[Recorded data]
◇ ◇ ◇
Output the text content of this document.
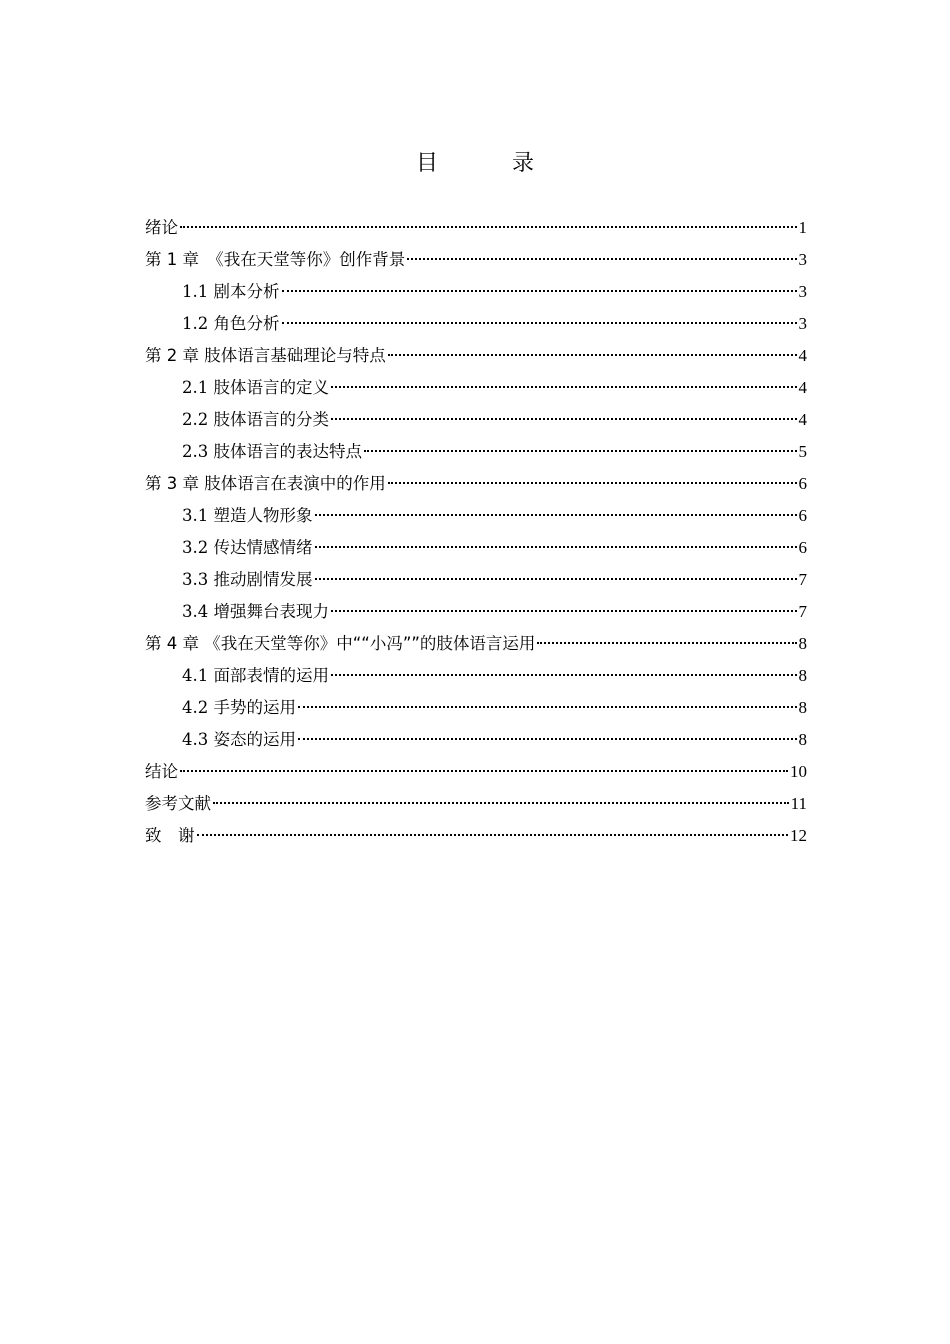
目　录
绪论	1
第 1 章　《我在天堂等你》创作背景	3
1.1 剧本分析	3
1.2 角色分析	3
第 2 章 肢体语言基础理论与特点	4
2.1 肢体语言的定义	4
2.2 肢体语言的分类	4
2.3 肢体语言的表达特点	5
第 3 章 肢体语言在表演中的作用	6
3.1 塑造人物形象	6
3.2 传达情感情绪	6
3.3 推动剧情发展	7
3.4 增强舞台表现力	7
第 4 章 《我在天堂等你》中““小冯””的肢体语言运用	8
4.1 面部表情的运用	8
4.2 手势的运用	8
4.3 姿态的运用	8
结论	10
参考文献	11
致　谢	12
◇ ◇ ◇
▶ Given problem:
Restate the full listing verbatim and drop every picture.

▶ Task result:
Output the text content of this document.
目　录
绪论	1
第 1 章　《我在天堂等你》创作背景	3
1.1 剧本分析	3
1.2 角色分析	3
第 2 章 肢体语言基础理论与特点	4
2.1 肢体语言的定义	4
2.2 肢体语言的分类	4
2.3 肢体语言的表达特点	5
第 3 章 肢体语言在表演中的作用	6
3.1 塑造人物形象	6
3.2 传达情感情绪	6
3.3 推动剧情发展	7
3.4 增强舞台表现力	7
第 4 章 《我在天堂等你》中““小冯””的肢体语言运用	8
4.1 面部表情的运用	8
4.2 手势的运用	8
4.3 姿态的运用	8
结论	10
参考文献	11
致　谢	12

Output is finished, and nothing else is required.